> **Work to complete**
Exact reproduction is required for all entries.

> **Material to process**
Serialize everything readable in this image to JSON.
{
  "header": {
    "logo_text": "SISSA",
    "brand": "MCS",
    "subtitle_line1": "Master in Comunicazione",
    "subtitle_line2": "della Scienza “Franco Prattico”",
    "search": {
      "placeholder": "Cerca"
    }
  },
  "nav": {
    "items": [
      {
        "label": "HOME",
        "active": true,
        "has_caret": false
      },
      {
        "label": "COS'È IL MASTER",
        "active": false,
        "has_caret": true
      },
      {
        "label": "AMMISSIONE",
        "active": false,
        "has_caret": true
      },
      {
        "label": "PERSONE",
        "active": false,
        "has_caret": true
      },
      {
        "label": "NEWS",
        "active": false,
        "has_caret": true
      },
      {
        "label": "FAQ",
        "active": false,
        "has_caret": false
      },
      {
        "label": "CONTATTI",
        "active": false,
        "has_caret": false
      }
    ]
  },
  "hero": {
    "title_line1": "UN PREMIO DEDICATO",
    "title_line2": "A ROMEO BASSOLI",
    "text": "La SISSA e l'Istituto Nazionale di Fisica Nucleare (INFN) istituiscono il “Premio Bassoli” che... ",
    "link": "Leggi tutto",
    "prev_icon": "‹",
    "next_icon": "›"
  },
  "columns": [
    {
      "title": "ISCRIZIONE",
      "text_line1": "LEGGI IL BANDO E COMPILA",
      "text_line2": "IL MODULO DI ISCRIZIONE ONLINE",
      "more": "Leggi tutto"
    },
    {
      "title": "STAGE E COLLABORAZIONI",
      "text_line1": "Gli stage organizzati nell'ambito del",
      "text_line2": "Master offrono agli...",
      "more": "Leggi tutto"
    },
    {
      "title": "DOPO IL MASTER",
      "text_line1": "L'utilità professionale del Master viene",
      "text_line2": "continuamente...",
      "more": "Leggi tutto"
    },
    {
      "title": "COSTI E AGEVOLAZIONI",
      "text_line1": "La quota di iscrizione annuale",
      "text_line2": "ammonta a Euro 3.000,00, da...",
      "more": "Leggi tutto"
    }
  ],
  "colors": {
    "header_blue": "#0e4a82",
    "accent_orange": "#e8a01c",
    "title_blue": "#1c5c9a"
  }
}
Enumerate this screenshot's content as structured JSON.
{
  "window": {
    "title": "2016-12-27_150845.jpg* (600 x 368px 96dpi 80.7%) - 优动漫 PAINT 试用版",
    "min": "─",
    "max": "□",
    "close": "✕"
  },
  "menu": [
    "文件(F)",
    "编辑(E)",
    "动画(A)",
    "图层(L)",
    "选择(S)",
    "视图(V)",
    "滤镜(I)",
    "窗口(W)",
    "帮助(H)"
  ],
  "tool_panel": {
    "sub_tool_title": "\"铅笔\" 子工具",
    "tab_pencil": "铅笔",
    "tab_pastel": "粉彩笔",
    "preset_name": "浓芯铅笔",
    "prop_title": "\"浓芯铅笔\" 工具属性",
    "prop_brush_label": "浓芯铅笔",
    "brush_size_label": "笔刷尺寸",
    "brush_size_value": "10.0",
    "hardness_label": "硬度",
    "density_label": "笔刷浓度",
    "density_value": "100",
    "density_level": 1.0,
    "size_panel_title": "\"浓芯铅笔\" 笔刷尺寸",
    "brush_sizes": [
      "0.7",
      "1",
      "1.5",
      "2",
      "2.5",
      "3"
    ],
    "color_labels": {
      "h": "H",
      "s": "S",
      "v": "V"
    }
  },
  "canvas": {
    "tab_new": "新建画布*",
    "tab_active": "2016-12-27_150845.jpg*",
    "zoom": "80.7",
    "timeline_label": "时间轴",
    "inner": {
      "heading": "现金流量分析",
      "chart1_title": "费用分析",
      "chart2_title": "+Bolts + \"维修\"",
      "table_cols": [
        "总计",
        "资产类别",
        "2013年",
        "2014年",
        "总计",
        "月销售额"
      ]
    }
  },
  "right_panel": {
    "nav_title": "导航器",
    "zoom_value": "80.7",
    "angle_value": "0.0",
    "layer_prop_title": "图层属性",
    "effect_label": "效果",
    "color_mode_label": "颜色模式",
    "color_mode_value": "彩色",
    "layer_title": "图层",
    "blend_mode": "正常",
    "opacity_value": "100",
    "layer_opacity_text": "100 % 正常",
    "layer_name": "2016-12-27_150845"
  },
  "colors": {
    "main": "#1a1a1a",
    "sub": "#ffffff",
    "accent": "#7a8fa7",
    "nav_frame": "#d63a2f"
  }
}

> **The response**
Serialize everything readable in this image to JSON.
{
  "header": {
    "logo_text": "SISSA",
    "brand": "MCS",
    "subtitle_line1": "Master in Comunicazione",
    "subtitle_line2": "della Scienza “Franco Prattico”",
    "search": {
      "placeholder": "Cerca"
    }
  },
  "nav": {
    "items": [
      {
        "label": "HOME",
        "active": true,
        "has_caret": false
      },
      {
        "label": "COS'È IL MASTER",
        "active": false,
        "has_caret": true
      },
      {
        "label": "AMMISSIONE",
        "active": false,
        "has_caret": true
      },
      {
        "label": "PERSONE",
        "active": false,
        "has_caret": true
      },
      {
        "label": "NEWS",
        "active": false,
        "has_caret": true
      },
      {
        "label": "FAQ",
        "active": false,
        "has_caret": false
      },
      {
        "label": "CONTATTI",
        "active": false,
        "has_caret": false
      }
    ]
  },
  "hero": {
    "title_line1": "UN PREMIO DEDICATO",
    "title_line2": "A ROMEO BASSOLI",
    "text": "La SISSA e l'Istituto Nazionale di Fisica Nucleare (INFN) istituiscono il “Premio Bassoli” che... ",
    "link": "Leggi tutto",
    "prev_icon": "‹",
    "next_icon": "›"
  },
  "columns": [
    {
      "title": "ISCRIZIONE",
      "text_line1": "LEGGI IL BANDO E COMPILA",
      "text_line2": "IL MODULO DI ISCRIZIONE ONLINE",
      "more": "Leggi tutto"
    },
    {
      "title": "STAGE E COLLABORAZIONI",
      "text_line1": "Gli stage organizzati nell'ambito del",
      "text_line2": "Master offrono agli...",
      "more": "Leggi tutto"
    },
    {
      "title": "DOPO IL MASTER",
      "text_line1": "L'utilità professionale del Master viene",
      "text_line2": "continuamente...",
      "more": "Leggi tutto"
    },
    {
      "title": "COSTI E AGEVOLAZIONI",
      "text_line1": "La quota di iscrizione annuale",
      "text_line2": "ammonta a Euro 3.000,00, da...",
      "more": "Leggi tutto"
    }
  ],
  "colors": {
    "header_blue": "#0e4a82",
    "accent_orange": "#e8a01c",
    "title_blue": "#1c5c9a"
  }
}
Enumerate this screenshot's content as structured JSON.
{
  "window": {
    "title": "2016-12-27_150845.jpg* (600 x 368px 96dpi 80.7%) - 优动漫 PAINT 试用版",
    "min": "─",
    "max": "□",
    "close": "✕"
  },
  "menu": [
    "文件(F)",
    "编辑(E)",
    "动画(A)",
    "图层(L)",
    "选择(S)",
    "视图(V)",
    "滤镜(I)",
    "窗口(W)",
    "帮助(H)"
  ],
  "tool_panel": {
    "sub_tool_title": "\"铅笔\" 子工具",
    "tab_pencil": "铅笔",
    "tab_pastel": "粉彩笔",
    "preset_name": "浓芯铅笔",
    "prop_title": "\"浓芯铅笔\" 工具属性",
    "prop_brush_label": "浓芯铅笔",
    "brush_size_label": "笔刷尺寸",
    "brush_size_value": "10.0",
    "hardness_label": "硬度",
    "density_label": "笔刷浓度",
    "density_value": "100",
    "density_level": 1.0,
    "size_panel_title": "\"浓芯铅笔\" 笔刷尺寸",
    "brush_sizes": [
      "0.7",
      "1",
      "1.5",
      "2",
      "2.5",
      "3"
    ],
    "color_labels": {
      "h": "H",
      "s": "S",
      "v": "V"
    }
  },
  "canvas": {
    "tab_new": "新建画布*",
    "tab_active": "2016-12-27_150845.jpg*",
    "zoom": "80.7",
    "timeline_label": "时间轴",
    "inner": {
      "heading": "现金流量分析",
      "chart1_title": "费用分析",
      "chart2_title": "+Bolts + \"维修\"",
      "table_cols": [
        "总计",
        "资产类别",
        "2013年",
        "2014年",
        "总计",
        "月销售额"
      ]
    }
  },
  "right_panel": {
    "nav_title": "导航器",
    "zoom_value": "80.7",
    "angle_value": "0.0",
    "layer_prop_title": "图层属性",
    "effect_label": "效果",
    "color_mode_label": "颜色模式",
    "color_mode_value": "彩色",
    "layer_title": "图层",
    "blend_mode": "正常",
    "opacity_value": "100",
    "layer_opacity_text": "100 % 正常",
    "layer_name": "2016-12-27_150845"
  },
  "colors": {
    "main": "#1a1a1a",
    "sub": "#ffffff",
    "accent": "#7a8fa7",
    "nav_frame": "#d63a2f"
  }
}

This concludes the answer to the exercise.